▶ Given exercise: Find how many lines contain "делала" and state only that number.
::: Data :::
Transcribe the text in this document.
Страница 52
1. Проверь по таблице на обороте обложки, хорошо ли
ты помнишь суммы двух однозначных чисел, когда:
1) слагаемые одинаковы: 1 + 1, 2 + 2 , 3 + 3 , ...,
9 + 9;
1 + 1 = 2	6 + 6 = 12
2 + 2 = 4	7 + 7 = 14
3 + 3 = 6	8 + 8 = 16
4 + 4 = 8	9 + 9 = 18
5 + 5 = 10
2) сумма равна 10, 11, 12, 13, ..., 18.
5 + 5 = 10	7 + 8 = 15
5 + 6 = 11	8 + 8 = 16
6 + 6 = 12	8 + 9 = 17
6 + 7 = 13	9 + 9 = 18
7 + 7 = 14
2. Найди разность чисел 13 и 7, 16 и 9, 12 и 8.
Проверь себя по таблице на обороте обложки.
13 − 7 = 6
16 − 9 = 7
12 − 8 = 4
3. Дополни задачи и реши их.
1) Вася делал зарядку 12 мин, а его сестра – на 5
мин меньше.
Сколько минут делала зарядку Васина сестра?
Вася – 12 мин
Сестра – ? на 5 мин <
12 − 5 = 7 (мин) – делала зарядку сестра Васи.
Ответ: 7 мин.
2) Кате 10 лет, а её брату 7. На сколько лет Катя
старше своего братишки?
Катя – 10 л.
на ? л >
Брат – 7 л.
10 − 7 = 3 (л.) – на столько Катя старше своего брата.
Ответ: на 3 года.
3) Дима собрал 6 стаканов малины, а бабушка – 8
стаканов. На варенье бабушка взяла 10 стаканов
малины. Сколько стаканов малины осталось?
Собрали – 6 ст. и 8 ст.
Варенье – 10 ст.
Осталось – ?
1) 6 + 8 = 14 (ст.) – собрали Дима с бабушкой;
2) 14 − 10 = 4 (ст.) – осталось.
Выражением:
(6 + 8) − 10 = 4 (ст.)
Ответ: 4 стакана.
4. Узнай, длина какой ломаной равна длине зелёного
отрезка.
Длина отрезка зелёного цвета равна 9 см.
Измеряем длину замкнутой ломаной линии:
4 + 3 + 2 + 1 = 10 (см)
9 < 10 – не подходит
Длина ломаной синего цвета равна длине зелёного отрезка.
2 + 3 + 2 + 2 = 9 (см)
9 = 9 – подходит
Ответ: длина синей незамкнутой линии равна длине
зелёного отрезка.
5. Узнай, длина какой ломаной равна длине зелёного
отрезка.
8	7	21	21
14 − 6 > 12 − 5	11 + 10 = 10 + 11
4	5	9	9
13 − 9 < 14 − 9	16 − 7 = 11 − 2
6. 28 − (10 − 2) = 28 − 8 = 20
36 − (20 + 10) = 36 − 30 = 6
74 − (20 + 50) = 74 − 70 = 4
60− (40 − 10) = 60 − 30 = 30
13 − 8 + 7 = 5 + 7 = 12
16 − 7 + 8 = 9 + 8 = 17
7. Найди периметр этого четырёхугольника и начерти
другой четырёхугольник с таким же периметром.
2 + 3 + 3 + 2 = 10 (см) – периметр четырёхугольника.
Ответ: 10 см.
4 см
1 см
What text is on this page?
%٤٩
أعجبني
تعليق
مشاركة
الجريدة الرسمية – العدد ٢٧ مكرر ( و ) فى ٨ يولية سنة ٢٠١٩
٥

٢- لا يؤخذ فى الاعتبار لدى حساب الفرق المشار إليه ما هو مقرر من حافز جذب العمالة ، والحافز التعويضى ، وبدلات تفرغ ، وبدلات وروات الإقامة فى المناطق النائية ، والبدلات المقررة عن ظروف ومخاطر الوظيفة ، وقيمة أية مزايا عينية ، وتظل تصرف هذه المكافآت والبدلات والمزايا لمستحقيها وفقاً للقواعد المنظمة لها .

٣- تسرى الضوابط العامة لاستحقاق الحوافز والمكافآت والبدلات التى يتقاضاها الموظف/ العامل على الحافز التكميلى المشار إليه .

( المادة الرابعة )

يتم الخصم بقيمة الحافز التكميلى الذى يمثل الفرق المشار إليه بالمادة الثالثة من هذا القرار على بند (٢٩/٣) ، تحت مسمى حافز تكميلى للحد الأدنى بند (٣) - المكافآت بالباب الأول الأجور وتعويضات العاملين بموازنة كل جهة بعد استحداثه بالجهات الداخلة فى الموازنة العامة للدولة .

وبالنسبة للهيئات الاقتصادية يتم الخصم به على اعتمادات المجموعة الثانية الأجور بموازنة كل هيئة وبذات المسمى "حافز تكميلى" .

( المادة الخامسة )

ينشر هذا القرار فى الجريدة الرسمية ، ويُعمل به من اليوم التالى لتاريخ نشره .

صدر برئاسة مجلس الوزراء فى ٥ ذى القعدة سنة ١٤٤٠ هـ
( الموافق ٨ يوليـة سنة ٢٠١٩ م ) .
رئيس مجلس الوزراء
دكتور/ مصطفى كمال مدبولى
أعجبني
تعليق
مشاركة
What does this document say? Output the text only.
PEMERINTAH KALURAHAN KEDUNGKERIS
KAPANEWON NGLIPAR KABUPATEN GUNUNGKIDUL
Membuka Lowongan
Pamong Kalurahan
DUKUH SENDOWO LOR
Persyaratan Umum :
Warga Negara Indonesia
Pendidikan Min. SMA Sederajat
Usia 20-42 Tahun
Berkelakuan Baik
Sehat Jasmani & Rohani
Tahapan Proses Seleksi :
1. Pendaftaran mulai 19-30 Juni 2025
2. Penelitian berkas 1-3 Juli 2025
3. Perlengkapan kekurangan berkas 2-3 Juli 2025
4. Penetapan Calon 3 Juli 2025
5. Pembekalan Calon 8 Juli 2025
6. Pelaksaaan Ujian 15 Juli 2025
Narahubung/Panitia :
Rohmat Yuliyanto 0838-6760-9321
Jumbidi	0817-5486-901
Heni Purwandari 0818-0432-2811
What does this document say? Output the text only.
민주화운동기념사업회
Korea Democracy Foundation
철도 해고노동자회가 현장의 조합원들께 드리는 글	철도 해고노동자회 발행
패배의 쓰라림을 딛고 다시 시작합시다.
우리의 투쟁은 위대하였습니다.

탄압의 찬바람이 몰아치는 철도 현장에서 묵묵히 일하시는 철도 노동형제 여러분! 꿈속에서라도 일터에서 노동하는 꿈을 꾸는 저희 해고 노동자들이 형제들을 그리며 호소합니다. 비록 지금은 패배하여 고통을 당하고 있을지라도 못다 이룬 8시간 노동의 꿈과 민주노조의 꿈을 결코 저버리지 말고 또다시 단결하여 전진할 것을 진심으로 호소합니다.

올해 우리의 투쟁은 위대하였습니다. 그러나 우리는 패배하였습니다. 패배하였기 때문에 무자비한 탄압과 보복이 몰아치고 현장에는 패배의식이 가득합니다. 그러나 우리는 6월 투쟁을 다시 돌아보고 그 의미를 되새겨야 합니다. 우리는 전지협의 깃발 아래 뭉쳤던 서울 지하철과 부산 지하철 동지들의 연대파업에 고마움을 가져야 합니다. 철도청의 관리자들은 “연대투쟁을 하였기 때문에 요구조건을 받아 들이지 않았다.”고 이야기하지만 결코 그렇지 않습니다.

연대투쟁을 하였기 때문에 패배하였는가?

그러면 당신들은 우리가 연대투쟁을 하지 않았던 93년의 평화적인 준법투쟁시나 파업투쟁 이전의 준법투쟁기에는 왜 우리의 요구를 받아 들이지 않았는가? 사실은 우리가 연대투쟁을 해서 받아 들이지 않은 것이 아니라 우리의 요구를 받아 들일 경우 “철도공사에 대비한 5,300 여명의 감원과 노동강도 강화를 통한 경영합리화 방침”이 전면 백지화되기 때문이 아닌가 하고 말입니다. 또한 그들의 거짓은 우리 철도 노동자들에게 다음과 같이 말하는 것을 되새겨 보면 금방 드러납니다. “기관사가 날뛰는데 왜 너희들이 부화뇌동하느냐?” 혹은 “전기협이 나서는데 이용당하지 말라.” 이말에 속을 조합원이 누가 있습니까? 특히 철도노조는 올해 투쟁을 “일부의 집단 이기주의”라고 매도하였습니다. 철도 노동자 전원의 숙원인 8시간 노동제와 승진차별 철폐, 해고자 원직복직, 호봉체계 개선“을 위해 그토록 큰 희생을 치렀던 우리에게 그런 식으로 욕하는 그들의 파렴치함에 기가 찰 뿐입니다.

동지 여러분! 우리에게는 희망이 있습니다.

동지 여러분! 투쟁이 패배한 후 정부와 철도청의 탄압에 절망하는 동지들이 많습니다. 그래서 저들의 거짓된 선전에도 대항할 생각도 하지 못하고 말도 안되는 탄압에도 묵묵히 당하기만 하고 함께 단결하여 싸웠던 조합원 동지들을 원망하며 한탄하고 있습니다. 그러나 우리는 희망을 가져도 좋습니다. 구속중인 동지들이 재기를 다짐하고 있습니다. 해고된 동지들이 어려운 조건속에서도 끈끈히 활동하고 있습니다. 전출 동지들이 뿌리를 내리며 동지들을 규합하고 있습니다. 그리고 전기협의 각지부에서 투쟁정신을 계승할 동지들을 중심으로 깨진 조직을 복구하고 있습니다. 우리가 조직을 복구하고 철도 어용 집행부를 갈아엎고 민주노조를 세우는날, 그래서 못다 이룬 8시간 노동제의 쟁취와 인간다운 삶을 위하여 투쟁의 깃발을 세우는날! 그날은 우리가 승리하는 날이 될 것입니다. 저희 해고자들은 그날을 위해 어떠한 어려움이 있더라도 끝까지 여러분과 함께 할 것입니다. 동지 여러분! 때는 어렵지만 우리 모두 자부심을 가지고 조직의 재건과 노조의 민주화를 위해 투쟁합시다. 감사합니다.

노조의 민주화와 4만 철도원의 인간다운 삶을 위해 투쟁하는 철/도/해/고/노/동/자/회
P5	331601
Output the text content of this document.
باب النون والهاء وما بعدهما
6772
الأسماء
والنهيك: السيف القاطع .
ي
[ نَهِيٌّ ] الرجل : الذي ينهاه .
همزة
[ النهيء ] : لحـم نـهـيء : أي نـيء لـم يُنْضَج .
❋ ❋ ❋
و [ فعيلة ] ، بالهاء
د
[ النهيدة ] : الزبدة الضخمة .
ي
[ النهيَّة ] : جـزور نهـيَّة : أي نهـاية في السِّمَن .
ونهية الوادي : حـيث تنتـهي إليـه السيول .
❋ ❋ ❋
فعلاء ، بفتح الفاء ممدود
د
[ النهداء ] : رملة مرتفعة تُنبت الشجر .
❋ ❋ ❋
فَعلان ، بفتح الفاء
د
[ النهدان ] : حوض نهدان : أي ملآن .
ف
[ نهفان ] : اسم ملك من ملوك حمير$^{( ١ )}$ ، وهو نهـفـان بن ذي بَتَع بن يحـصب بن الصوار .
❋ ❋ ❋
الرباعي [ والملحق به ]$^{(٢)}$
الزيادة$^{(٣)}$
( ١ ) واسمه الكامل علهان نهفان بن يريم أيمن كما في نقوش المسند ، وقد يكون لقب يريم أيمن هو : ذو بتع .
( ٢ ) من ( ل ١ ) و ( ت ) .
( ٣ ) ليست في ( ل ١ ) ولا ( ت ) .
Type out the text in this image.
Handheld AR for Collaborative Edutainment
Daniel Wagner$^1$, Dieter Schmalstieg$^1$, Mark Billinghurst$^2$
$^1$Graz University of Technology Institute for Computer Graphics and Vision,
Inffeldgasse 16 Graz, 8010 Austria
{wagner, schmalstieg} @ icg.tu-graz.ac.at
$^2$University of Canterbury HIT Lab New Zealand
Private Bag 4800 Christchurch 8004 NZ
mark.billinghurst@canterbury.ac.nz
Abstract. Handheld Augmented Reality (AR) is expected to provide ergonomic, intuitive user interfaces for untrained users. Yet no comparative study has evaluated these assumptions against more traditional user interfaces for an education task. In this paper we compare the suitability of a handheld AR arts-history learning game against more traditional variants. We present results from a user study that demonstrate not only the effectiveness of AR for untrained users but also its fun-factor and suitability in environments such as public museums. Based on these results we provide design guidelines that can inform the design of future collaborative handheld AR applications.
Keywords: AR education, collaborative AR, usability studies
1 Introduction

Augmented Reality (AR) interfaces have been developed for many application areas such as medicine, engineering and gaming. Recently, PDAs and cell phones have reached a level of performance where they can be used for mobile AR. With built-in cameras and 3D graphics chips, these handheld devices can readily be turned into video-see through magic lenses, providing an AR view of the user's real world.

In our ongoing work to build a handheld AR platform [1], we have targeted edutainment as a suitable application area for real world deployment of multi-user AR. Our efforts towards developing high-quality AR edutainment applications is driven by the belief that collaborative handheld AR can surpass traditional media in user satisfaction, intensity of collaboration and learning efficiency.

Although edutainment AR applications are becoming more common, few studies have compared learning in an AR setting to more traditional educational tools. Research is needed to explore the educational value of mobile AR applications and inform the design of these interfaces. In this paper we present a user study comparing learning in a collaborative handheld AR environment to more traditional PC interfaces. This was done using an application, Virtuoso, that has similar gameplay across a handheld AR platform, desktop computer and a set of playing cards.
:::
▶ Correct answer: 2